- _What is required_: Set down, word for word, the lines from the one holding "Transcribe this image's" to the final line, both included, and skip the pictures.
######
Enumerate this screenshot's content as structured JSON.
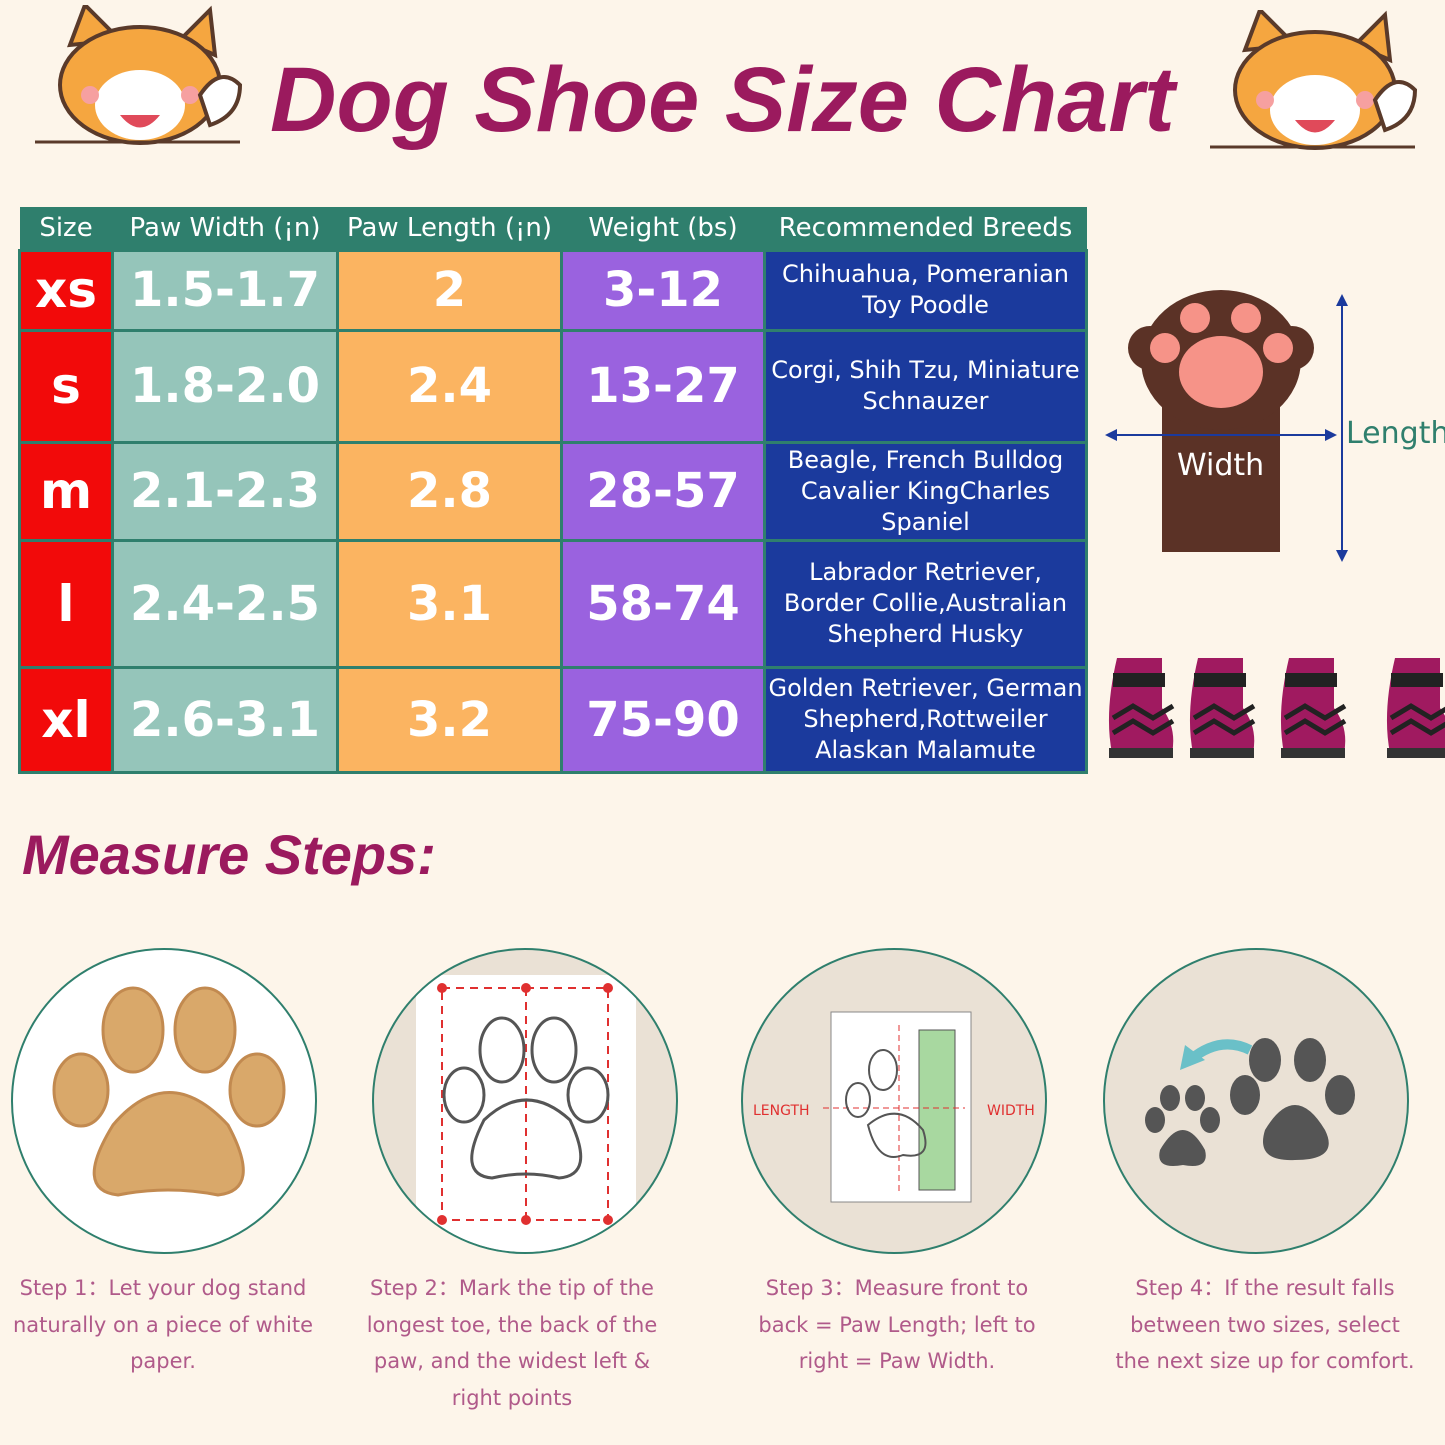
{
  "title": "Dog Shoe Size Chart",
  "table": {
    "headers": [
      "Size",
      "Paw Width (¡n)",
      "Paw Length (¡n)",
      "Weight (bs)",
      "Recommended Breeds"
    ],
    "rows": [
      {
        "size": "xs",
        "width": "1.5-1.7",
        "length": "2",
        "weight": "3-12",
        "breeds": "Chihuahua, Pomeranian Toy Poodle"
      },
      {
        "size": "s",
        "width": "1.8-2.0",
        "length": "2.4",
        "weight": "13-27",
        "breeds": "Corgi, Shih Tzu, Miniature Schnauzer"
      },
      {
        "size": "m",
        "width": "2.1-2.3",
        "length": "2.8",
        "weight": "28-57",
        "breeds": "Beagle, French Bulldog Cavalier KingCharles Spaniel"
      },
      {
        "size": "l",
        "width": "2.4-2.5",
        "length": "3.1",
        "weight": "58-74",
        "breeds": "Labrador Retriever, Border Collie,Australian Shepherd Husky"
      },
      {
        "size": "xl",
        "width": "2.6-3.1",
        "length": "3.2",
        "weight": "75-90",
        "breeds": "Golden Retriever, German Shepherd,Rottweiler Alaskan Malamute"
      }
    ]
  },
  "diagram": {
    "width_label": "Width",
    "length_label": "Length"
  },
  "measure_title": "Measure Steps:",
  "step3_labels": {
    "length": "LENGTH",
    "width": "WIDTH"
  },
  "steps": [
    "Step 1：Let your dog stand naturally on a piece of white paper.",
    "Step 2：Mark the tip of the longest toe, the back of the paw, and the widest left & right points",
    "Step 3：Measure front to back = Paw Length; left to right = Paw Width.",
    "Step 4：If the result falls between two sizes, select the next size up for comfort."
  ],
  "colors": {
    "title": "#9b1a5e",
    "header": "#2f7f6d",
    "size": "#f20a0a",
    "width": "#95c5ba",
    "length": "#fbb461",
    "weight": "#9a62df",
    "breeds": "#1b3a9d"
  }
}
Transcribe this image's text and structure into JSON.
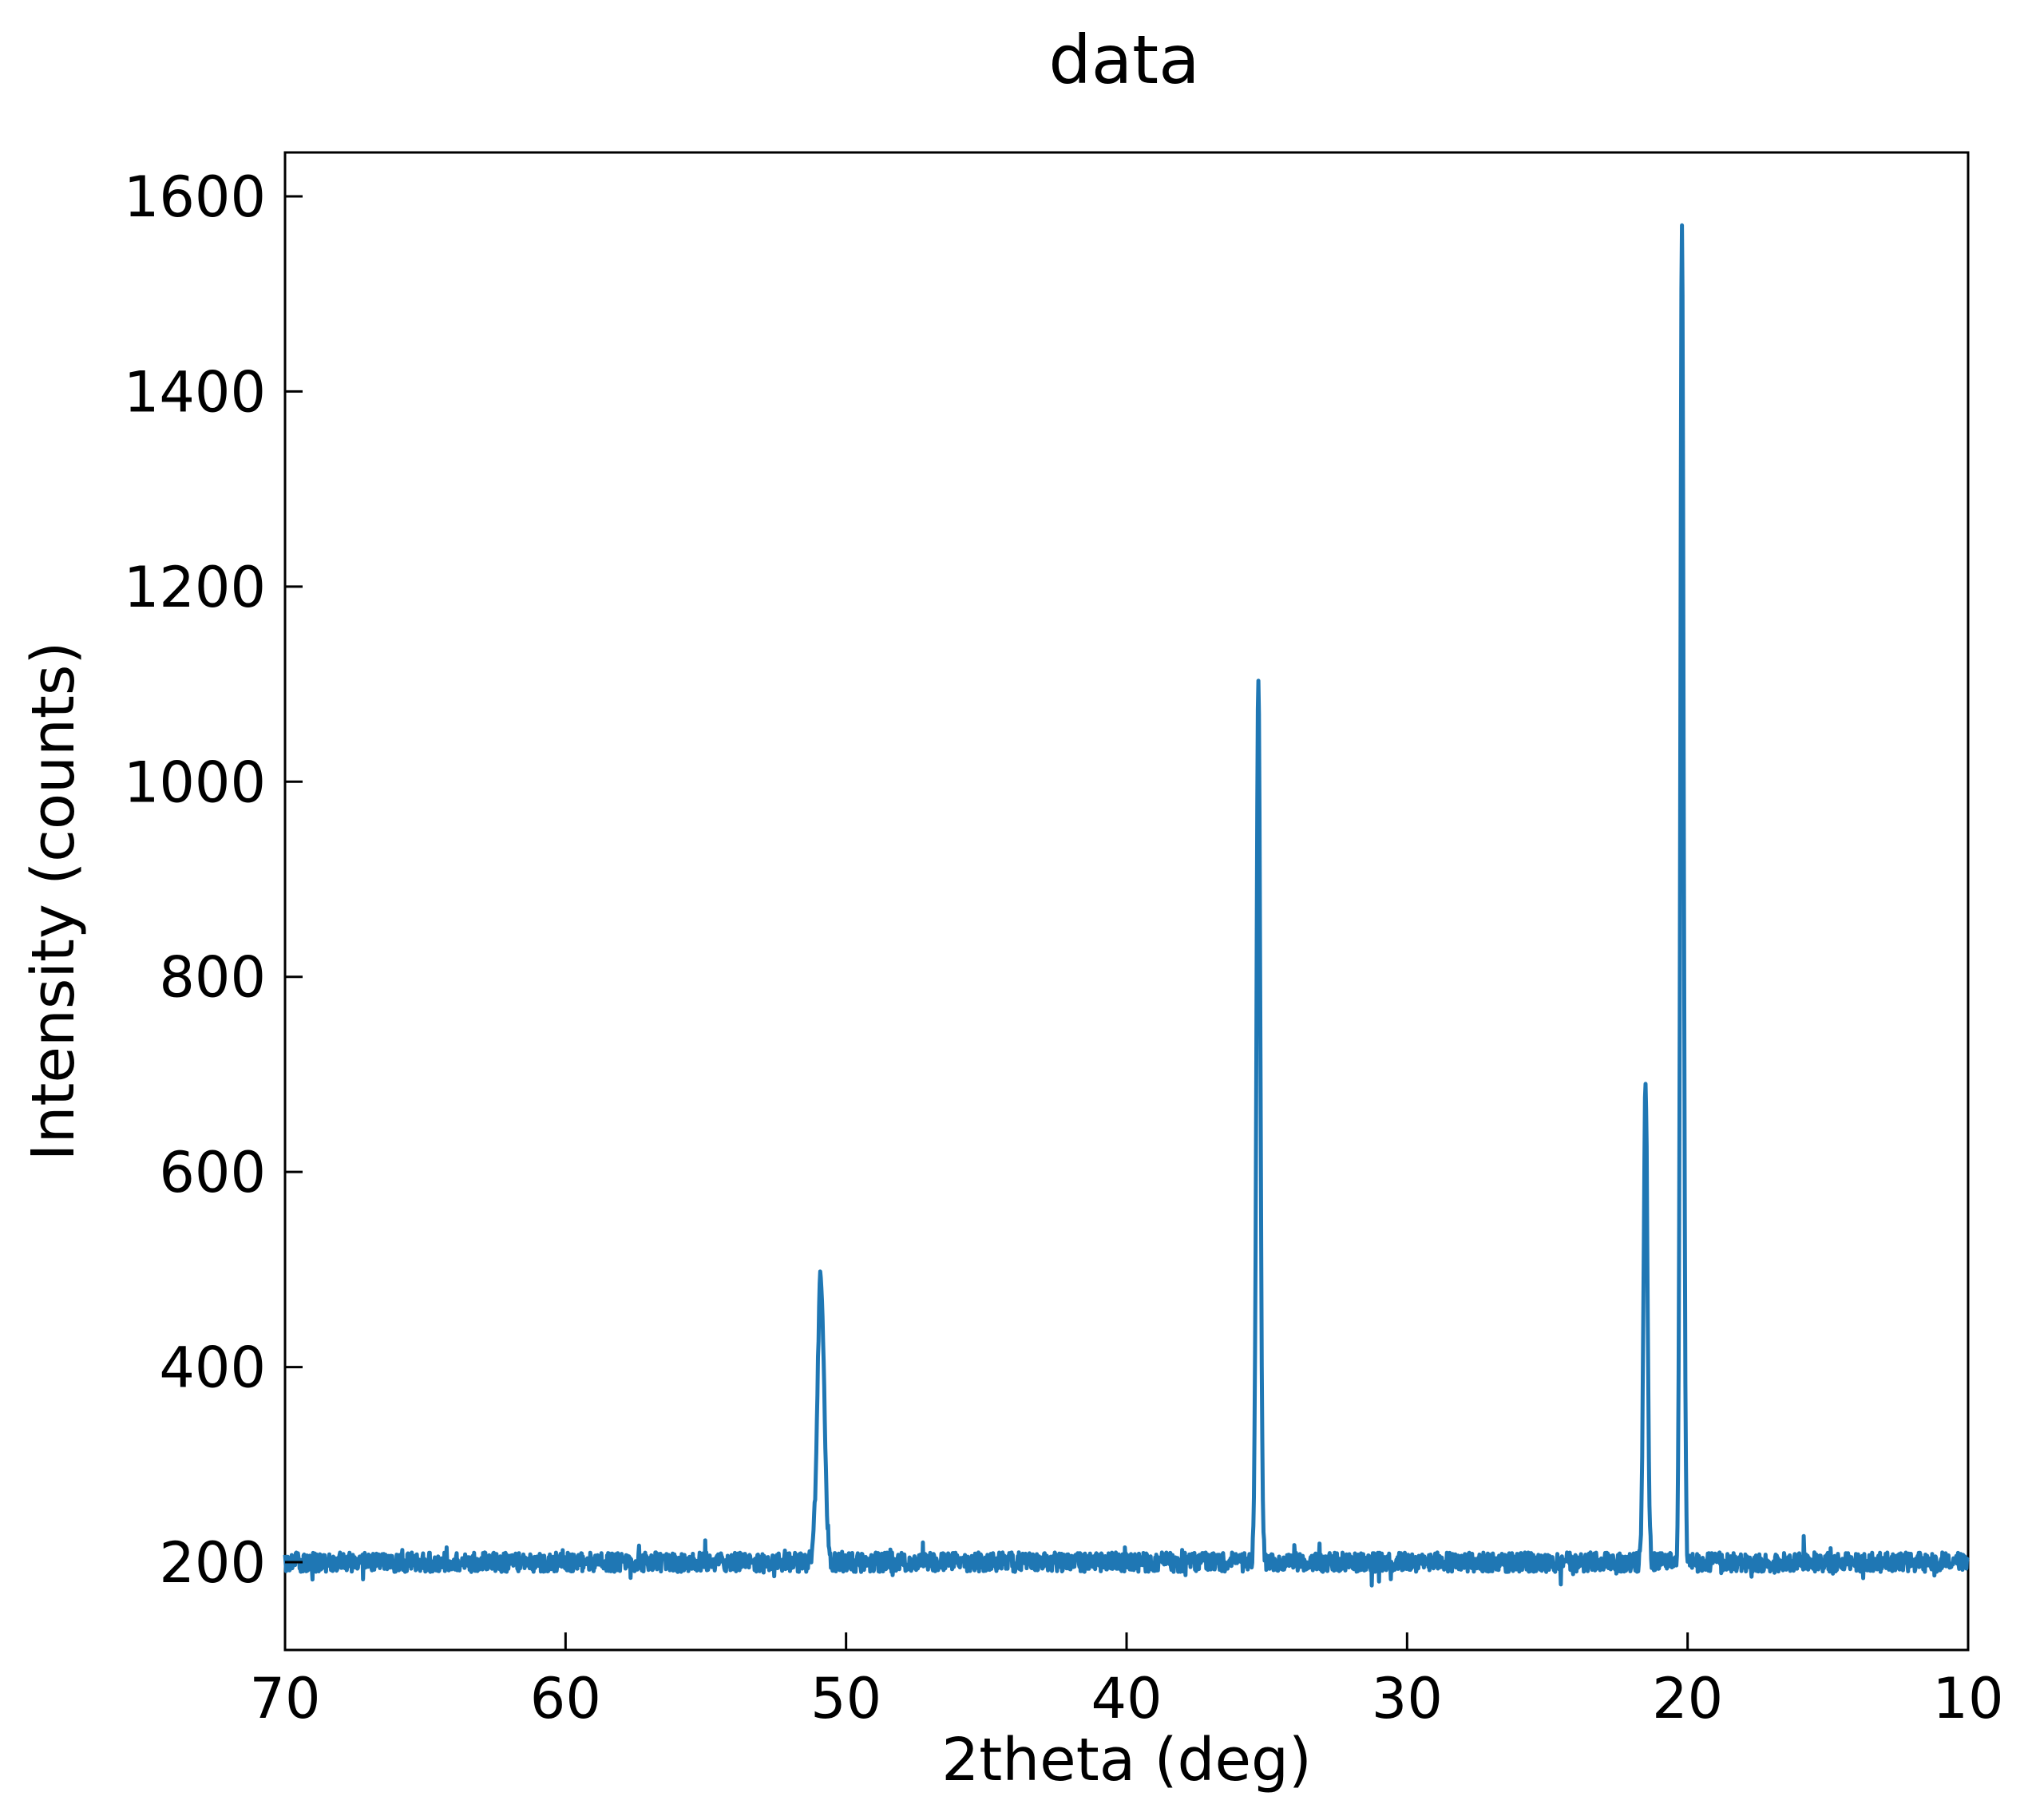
{
  "chart_data": {
    "type": "line",
    "title": "data",
    "xlabel": "2theta (deg)",
    "ylabel": "Intensity (counts)",
    "xlim": [
      70,
      10
    ],
    "ylim": [
      110,
      1645
    ],
    "x_reversed": true,
    "grid": false,
    "legend": "none",
    "xticks": [
      70,
      60,
      50,
      40,
      30,
      20,
      10
    ],
    "yticks": [
      200,
      400,
      600,
      800,
      1000,
      1200,
      1400,
      1600
    ],
    "line_color": "#1f77b4",
    "baseline": 200,
    "noise_amplitude": 10,
    "peaks": [
      {
        "x": 50.9,
        "y": 492,
        "width": 0.12
      },
      {
        "x": 35.3,
        "y": 1105,
        "width": 0.07
      },
      {
        "x": 21.5,
        "y": 692,
        "width": 0.07
      },
      {
        "x": 20.2,
        "y": 1572,
        "width": 0.06
      }
    ]
  }
}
######
- _Answer in full_:
Transcribe this image's text and structure into JSON.
{
  "chart_data": {
    "type": "line",
    "title": "data",
    "xlabel": "2theta (deg)",
    "ylabel": "Intensity (counts)",
    "xlim": [
      70,
      10
    ],
    "ylim": [
      110,
      1645
    ],
    "x_reversed": true,
    "grid": false,
    "legend": "none",
    "xticks": [
      70,
      60,
      50,
      40,
      30,
      20,
      10
    ],
    "yticks": [
      200,
      400,
      600,
      800,
      1000,
      1200,
      1400,
      1600
    ],
    "line_color": "#1f77b4",
    "baseline": 200,
    "noise_amplitude": 10,
    "peaks": [
      {
        "x": 50.9,
        "y": 492,
        "width": 0.12
      },
      {
        "x": 35.3,
        "y": 1105,
        "width": 0.07
      },
      {
        "x": 21.5,
        "y": 692,
        "width": 0.07
      },
      {
        "x": 20.2,
        "y": 1572,
        "width": 0.06
      }
    ]
  }
}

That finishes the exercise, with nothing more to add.